### DATA EXTRACT:

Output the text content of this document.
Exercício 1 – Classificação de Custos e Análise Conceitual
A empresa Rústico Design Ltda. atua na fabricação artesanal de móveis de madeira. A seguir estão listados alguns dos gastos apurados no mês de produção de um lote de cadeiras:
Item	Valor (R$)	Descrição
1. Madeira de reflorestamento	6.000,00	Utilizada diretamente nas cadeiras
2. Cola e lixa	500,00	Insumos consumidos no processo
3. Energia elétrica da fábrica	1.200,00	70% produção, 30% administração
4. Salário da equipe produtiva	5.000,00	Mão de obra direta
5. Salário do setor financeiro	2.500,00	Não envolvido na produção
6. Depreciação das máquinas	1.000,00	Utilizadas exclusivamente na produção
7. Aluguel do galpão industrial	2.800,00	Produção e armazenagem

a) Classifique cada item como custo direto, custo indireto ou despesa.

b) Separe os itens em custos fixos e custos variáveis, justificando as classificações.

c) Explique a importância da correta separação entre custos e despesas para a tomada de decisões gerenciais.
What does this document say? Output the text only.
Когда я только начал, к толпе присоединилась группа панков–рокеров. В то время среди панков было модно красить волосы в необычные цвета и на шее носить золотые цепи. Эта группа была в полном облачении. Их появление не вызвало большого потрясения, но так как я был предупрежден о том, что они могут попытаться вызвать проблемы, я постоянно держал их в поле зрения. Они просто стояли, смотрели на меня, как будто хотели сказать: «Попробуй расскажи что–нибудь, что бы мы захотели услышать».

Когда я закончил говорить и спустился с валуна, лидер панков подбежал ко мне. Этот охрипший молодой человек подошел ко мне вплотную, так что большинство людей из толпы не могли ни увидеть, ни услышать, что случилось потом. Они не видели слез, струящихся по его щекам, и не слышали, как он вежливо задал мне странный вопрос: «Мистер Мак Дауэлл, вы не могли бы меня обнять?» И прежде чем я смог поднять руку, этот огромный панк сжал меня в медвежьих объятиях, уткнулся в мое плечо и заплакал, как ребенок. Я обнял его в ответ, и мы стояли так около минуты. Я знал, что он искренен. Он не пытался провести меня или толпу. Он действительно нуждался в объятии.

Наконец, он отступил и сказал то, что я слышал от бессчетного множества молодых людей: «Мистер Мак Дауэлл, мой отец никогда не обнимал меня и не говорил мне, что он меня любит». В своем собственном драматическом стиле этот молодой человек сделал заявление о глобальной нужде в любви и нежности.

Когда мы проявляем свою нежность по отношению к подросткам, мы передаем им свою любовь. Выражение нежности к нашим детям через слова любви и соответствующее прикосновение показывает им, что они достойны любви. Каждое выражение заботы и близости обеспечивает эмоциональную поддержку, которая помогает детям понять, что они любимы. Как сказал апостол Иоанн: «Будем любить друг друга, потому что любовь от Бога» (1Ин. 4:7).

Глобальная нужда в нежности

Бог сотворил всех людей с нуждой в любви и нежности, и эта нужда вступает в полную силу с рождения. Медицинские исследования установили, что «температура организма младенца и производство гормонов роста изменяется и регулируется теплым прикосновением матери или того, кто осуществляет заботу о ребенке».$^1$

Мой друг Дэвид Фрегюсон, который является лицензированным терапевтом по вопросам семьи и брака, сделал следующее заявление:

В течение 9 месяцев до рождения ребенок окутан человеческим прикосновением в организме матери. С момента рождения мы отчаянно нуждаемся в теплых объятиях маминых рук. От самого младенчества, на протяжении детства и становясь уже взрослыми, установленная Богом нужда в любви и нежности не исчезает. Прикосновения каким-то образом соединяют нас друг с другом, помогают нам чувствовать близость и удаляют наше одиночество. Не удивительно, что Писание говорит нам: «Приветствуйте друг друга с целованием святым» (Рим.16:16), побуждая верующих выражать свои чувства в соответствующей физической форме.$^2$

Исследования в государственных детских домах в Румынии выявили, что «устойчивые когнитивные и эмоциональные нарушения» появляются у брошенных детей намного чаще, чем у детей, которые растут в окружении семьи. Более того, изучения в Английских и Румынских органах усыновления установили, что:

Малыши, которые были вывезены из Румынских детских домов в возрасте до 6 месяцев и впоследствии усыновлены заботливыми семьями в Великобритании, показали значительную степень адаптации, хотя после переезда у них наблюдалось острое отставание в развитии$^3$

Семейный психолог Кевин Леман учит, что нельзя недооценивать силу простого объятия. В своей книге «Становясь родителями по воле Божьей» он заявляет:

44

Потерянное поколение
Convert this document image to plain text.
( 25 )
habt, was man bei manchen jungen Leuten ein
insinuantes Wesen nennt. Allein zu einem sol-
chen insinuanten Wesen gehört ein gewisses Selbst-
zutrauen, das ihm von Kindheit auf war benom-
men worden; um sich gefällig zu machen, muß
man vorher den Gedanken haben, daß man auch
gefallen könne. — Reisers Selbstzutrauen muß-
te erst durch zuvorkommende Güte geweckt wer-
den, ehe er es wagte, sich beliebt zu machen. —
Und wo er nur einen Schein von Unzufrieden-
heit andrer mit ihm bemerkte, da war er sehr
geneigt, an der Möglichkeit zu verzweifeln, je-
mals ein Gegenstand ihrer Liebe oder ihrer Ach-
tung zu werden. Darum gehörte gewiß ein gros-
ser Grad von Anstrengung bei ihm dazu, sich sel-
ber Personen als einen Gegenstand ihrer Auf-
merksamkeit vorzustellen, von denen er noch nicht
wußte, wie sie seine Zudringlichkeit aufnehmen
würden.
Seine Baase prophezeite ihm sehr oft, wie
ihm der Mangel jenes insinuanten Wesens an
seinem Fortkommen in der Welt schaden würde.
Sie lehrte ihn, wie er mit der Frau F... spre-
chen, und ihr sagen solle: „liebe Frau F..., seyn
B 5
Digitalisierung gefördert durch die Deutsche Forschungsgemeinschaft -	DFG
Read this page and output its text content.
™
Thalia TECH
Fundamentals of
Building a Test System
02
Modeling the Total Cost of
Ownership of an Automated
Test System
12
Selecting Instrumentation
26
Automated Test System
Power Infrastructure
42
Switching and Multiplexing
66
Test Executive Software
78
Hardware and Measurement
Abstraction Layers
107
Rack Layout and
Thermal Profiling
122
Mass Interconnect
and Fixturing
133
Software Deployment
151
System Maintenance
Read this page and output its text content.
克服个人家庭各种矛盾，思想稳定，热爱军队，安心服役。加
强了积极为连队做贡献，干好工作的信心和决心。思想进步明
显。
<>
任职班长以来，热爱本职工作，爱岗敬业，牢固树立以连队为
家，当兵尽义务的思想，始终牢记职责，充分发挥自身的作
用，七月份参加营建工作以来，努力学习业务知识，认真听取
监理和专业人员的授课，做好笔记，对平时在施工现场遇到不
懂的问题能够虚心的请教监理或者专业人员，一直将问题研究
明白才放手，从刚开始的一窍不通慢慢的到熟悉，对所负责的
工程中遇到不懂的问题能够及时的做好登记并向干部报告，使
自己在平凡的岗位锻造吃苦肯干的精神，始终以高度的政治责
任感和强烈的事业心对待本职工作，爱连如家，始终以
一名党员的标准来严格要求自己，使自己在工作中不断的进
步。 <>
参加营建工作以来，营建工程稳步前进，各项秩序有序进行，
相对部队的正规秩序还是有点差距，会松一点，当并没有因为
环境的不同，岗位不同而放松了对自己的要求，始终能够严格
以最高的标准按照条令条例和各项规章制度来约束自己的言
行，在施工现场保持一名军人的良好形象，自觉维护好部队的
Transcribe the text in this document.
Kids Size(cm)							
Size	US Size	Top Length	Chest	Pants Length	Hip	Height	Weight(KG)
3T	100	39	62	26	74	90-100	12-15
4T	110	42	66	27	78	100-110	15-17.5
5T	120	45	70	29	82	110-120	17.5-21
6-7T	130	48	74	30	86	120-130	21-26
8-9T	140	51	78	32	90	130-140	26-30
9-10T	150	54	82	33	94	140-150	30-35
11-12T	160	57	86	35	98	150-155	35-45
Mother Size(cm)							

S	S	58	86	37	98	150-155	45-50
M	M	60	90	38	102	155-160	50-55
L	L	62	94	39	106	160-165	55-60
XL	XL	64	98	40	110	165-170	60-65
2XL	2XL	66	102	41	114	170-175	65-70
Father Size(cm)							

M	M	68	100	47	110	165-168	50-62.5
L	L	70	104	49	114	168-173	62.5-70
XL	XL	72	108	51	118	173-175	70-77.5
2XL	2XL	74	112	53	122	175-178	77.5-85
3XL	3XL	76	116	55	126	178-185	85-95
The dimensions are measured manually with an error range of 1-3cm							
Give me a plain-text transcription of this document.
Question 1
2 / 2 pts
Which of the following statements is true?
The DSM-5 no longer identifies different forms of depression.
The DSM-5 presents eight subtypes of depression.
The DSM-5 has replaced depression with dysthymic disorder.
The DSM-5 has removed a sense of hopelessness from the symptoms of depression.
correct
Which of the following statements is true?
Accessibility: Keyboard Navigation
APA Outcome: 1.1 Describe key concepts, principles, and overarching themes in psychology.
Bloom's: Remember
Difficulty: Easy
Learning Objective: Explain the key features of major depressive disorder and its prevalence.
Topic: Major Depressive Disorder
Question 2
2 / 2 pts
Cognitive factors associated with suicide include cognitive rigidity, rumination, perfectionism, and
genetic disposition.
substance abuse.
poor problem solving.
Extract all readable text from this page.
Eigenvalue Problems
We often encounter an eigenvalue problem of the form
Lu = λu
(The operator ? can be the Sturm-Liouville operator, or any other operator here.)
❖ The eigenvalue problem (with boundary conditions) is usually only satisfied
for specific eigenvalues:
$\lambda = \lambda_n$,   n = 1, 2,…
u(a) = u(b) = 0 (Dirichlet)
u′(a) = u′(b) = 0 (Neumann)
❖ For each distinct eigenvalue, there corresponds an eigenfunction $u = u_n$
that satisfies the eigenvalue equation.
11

### GIVEN REQUEST:
Give back, unchanged, every line from the one with "Extract all readable text from this page." to the end of the entries above.

### FINISHED ANSWER:
Extract all readable text from this page.
Eigenvalue Problems
We often encounter an eigenvalue problem of the form
Lu = λu
(The operator ? can be the Sturm-Liouville operator, or any other operator here.)
❖ The eigenvalue problem (with boundary conditions) is usually only satisfied
for specific eigenvalues:
$\lambda = \lambda_n$,   n = 1, 2,…
u(a) = u(b) = 0 (Dirichlet)
u′(a) = u′(b) = 0 (Neumann)
❖ For each distinct eigenvalue, there corresponds an eigenfunction $u = u_n$
that satisfies the eigenvalue equation.
11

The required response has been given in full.